§ Required task
Print the entries below in their entirety, exactly as they are written.
=== Data excerpts ===
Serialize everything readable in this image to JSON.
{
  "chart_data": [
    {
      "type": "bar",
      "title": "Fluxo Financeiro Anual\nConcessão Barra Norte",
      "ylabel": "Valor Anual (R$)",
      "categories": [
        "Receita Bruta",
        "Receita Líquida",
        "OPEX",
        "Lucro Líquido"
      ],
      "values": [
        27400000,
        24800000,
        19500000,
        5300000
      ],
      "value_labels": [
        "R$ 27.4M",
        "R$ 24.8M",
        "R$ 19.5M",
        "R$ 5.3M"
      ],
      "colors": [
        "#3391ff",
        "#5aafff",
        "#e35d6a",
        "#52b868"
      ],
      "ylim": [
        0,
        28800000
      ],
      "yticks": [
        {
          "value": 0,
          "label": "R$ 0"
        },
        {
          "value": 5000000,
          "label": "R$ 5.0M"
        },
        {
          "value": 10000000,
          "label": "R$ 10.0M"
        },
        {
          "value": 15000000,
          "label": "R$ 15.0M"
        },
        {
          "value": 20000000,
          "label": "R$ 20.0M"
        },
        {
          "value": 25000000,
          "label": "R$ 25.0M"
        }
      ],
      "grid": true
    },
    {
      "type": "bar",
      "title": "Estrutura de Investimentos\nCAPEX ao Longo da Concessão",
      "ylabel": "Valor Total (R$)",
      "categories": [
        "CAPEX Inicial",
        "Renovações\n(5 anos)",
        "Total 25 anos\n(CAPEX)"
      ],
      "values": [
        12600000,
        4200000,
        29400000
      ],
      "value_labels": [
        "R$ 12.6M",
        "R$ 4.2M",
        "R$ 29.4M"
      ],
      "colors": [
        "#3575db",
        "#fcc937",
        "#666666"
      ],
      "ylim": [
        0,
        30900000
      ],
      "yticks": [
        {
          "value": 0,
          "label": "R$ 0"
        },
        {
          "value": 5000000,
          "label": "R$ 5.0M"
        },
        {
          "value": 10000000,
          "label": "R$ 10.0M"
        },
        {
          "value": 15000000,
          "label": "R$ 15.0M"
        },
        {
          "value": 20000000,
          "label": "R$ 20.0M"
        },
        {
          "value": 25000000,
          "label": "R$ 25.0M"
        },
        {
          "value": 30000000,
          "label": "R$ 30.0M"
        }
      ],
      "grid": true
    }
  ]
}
===
§ Output of the exercise
Serialize everything readable in this image to JSON.
{
  "chart_data": [
    {
      "type": "bar",
      "title": "Fluxo Financeiro Anual\nConcessão Barra Norte",
      "ylabel": "Valor Anual (R$)",
      "categories": [
        "Receita Bruta",
        "Receita Líquida",
        "OPEX",
        "Lucro Líquido"
      ],
      "values": [
        27400000,
        24800000,
        19500000,
        5300000
      ],
      "value_labels": [
        "R$ 27.4M",
        "R$ 24.8M",
        "R$ 19.5M",
        "R$ 5.3M"
      ],
      "colors": [
        "#3391ff",
        "#5aafff",
        "#e35d6a",
        "#52b868"
      ],
      "ylim": [
        0,
        28800000
      ],
      "yticks": [
        {
          "value": 0,
          "label": "R$ 0"
        },
        {
          "value": 5000000,
          "label": "R$ 5.0M"
        },
        {
          "value": 10000000,
          "label": "R$ 10.0M"
        },
        {
          "value": 15000000,
          "label": "R$ 15.0M"
        },
        {
          "value": 20000000,
          "label": "R$ 20.0M"
        },
        {
          "value": 25000000,
          "label": "R$ 25.0M"
        }
      ],
      "grid": true
    },
    {
      "type": "bar",
      "title": "Estrutura de Investimentos\nCAPEX ao Longo da Concessão",
      "ylabel": "Valor Total (R$)",
      "categories": [
        "CAPEX Inicial",
        "Renovações\n(5 anos)",
        "Total 25 anos\n(CAPEX)"
      ],
      "values": [
        12600000,
        4200000,
        29400000
      ],
      "value_labels": [
        "R$ 12.6M",
        "R$ 4.2M",
        "R$ 29.4M"
      ],
      "colors": [
        "#3575db",
        "#fcc937",
        "#666666"
      ],
      "ylim": [
        0,
        30900000
      ],
      "yticks": [
        {
          "value": 0,
          "label": "R$ 0"
        },
        {
          "value": 5000000,
          "label": "R$ 5.0M"
        },
        {
          "value": 10000000,
          "label": "R$ 10.0M"
        },
        {
          "value": 15000000,
          "label": "R$ 15.0M"
        },
        {
          "value": 20000000,
          "label": "R$ 20.0M"
        },
        {
          "value": 25000000,
          "label": "R$ 25.0M"
        },
        {
          "value": 30000000,
          "label": "R$ 30.0M"
        }
      ],
      "grid": true
    }
  ]
}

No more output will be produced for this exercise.